> AIM
Write out the material below again, unchanged.

> Dataset entries on figures
---
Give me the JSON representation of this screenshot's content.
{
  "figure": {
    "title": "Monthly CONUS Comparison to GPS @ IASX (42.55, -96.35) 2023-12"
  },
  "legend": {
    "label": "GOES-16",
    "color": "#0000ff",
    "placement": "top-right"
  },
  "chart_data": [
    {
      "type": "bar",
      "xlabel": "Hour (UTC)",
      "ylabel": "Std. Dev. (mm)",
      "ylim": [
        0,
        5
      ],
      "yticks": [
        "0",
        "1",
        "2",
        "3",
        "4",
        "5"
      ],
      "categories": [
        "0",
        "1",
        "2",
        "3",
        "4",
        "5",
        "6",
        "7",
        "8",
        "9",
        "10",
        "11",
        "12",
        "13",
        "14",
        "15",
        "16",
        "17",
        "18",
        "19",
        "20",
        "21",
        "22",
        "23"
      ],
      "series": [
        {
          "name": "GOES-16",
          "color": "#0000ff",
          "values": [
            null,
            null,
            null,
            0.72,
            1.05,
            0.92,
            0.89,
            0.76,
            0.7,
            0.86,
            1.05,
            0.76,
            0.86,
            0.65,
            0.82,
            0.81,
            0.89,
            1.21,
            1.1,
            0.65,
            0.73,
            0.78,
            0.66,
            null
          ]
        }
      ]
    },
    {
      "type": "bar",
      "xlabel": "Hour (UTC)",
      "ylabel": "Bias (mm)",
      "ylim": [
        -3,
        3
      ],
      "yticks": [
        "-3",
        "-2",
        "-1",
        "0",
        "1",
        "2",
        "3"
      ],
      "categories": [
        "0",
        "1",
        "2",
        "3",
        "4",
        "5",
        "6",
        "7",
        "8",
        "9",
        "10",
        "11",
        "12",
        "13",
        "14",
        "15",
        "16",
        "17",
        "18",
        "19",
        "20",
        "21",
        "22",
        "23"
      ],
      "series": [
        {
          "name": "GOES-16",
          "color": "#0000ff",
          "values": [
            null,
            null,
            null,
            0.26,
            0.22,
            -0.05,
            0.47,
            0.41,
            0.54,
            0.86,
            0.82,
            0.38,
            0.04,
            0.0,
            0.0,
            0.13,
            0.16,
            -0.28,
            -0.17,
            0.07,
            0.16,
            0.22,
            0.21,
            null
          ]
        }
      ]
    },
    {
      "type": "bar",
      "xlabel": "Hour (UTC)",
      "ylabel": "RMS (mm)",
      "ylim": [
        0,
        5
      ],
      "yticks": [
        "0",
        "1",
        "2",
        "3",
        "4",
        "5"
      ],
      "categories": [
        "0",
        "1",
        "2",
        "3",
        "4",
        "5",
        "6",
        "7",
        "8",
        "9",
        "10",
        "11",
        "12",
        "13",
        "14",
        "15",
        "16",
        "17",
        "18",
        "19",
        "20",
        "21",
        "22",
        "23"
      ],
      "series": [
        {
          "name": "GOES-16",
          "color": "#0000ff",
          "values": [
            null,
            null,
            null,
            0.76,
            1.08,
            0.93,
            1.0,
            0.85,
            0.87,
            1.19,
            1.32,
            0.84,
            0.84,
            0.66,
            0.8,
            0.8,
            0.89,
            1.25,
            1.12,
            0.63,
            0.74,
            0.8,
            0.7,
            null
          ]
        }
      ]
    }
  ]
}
---
> REPLY
Give me the JSON representation of this screenshot's content.
{
  "figure": {
    "title": "Monthly CONUS Comparison to GPS @ IASX (42.55, -96.35) 2023-12"
  },
  "legend": {
    "label": "GOES-16",
    "color": "#0000ff",
    "placement": "top-right"
  },
  "chart_data": [
    {
      "type": "bar",
      "xlabel": "Hour (UTC)",
      "ylabel": "Std. Dev. (mm)",
      "ylim": [
        0,
        5
      ],
      "yticks": [
        "0",
        "1",
        "2",
        "3",
        "4",
        "5"
      ],
      "categories": [
        "0",
        "1",
        "2",
        "3",
        "4",
        "5",
        "6",
        "7",
        "8",
        "9",
        "10",
        "11",
        "12",
        "13",
        "14",
        "15",
        "16",
        "17",
        "18",
        "19",
        "20",
        "21",
        "22",
        "23"
      ],
      "series": [
        {
          "name": "GOES-16",
          "color": "#0000ff",
          "values": [
            null,
            null,
            null,
            0.72,
            1.05,
            0.92,
            0.89,
            0.76,
            0.7,
            0.86,
            1.05,
            0.76,
            0.86,
            0.65,
            0.82,
            0.81,
            0.89,
            1.21,
            1.1,
            0.65,
            0.73,
            0.78,
            0.66,
            null
          ]
        }
      ]
    },
    {
      "type": "bar",
      "xlabel": "Hour (UTC)",
      "ylabel": "Bias (mm)",
      "ylim": [
        -3,
        3
      ],
      "yticks": [
        "-3",
        "-2",
        "-1",
        "0",
        "1",
        "2",
        "3"
      ],
      "categories": [
        "0",
        "1",
        "2",
        "3",
        "4",
        "5",
        "6",
        "7",
        "8",
        "9",
        "10",
        "11",
        "12",
        "13",
        "14",
        "15",
        "16",
        "17",
        "18",
        "19",
        "20",
        "21",
        "22",
        "23"
      ],
      "series": [
        {
          "name": "GOES-16",
          "color": "#0000ff",
          "values": [
            null,
            null,
            null,
            0.26,
            0.22,
            -0.05,
            0.47,
            0.41,
            0.54,
            0.86,
            0.82,
            0.38,
            0.04,
            0.0,
            0.0,
            0.13,
            0.16,
            -0.28,
            -0.17,
            0.07,
            0.16,
            0.22,
            0.21,
            null
          ]
        }
      ]
    },
    {
      "type": "bar",
      "xlabel": "Hour (UTC)",
      "ylabel": "RMS (mm)",
      "ylim": [
        0,
        5
      ],
      "yticks": [
        "0",
        "1",
        "2",
        "3",
        "4",
        "5"
      ],
      "categories": [
        "0",
        "1",
        "2",
        "3",
        "4",
        "5",
        "6",
        "7",
        "8",
        "9",
        "10",
        "11",
        "12",
        "13",
        "14",
        "15",
        "16",
        "17",
        "18",
        "19",
        "20",
        "21",
        "22",
        "23"
      ],
      "series": [
        {
          "name": "GOES-16",
          "color": "#0000ff",
          "values": [
            null,
            null,
            null,
            0.76,
            1.08,
            0.93,
            1.0,
            0.85,
            0.87,
            1.19,
            1.32,
            0.84,
            0.84,
            0.66,
            0.8,
            0.8,
            0.89,
            1.25,
            1.12,
            0.63,
            0.74,
            0.8,
            0.7,
            null
          ]
        }
      ]
    }
  ]
}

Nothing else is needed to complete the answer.